### The request
From the listing below, select every line where the word "MgSO₄" appears.

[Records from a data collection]
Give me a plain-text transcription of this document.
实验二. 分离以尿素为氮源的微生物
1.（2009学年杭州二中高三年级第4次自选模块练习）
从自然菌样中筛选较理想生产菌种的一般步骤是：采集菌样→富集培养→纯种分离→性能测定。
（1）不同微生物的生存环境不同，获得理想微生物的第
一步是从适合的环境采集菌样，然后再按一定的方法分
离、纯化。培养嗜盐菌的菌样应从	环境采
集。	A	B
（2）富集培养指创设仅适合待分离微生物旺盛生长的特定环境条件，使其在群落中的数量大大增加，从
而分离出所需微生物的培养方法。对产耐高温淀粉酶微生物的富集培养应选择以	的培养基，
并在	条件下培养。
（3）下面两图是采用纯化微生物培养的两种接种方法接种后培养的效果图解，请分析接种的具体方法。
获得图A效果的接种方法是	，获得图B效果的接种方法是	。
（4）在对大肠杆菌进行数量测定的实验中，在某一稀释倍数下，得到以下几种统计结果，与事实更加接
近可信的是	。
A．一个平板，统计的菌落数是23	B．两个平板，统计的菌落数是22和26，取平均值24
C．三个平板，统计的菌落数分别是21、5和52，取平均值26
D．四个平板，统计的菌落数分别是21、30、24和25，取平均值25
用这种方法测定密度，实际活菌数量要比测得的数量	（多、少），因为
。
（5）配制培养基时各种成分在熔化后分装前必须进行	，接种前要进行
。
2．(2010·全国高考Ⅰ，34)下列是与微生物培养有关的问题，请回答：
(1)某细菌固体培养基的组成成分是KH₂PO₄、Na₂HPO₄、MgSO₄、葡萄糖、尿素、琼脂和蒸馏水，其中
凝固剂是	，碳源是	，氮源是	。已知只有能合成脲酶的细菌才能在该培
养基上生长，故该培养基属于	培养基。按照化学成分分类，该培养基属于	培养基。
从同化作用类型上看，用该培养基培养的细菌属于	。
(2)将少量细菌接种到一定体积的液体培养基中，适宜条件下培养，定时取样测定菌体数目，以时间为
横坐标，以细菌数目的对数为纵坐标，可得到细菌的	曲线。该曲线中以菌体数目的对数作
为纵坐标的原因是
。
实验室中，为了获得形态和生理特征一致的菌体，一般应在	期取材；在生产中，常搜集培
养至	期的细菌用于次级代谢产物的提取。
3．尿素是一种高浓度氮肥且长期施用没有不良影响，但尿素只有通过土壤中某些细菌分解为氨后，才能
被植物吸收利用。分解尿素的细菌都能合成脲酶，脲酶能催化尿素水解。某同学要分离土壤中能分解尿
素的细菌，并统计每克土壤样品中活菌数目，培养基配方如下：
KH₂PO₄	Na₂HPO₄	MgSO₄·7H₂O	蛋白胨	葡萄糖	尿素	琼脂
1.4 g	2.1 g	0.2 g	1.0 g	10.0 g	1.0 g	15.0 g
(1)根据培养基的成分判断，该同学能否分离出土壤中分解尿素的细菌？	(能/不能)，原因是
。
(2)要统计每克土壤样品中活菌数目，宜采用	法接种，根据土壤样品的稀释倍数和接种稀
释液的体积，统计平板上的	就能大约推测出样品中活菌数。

### Written answer
(1)某细菌固体培养基的组成成分是KH₂PO₄、Na₂HPO₄、MgSO₄、葡萄糖、尿素、琼脂和蒸馏水，其中
KH₂PO₄	Na₂HPO₄	MgSO₄·7H₂O	蛋白胨	葡萄糖	尿素	琼脂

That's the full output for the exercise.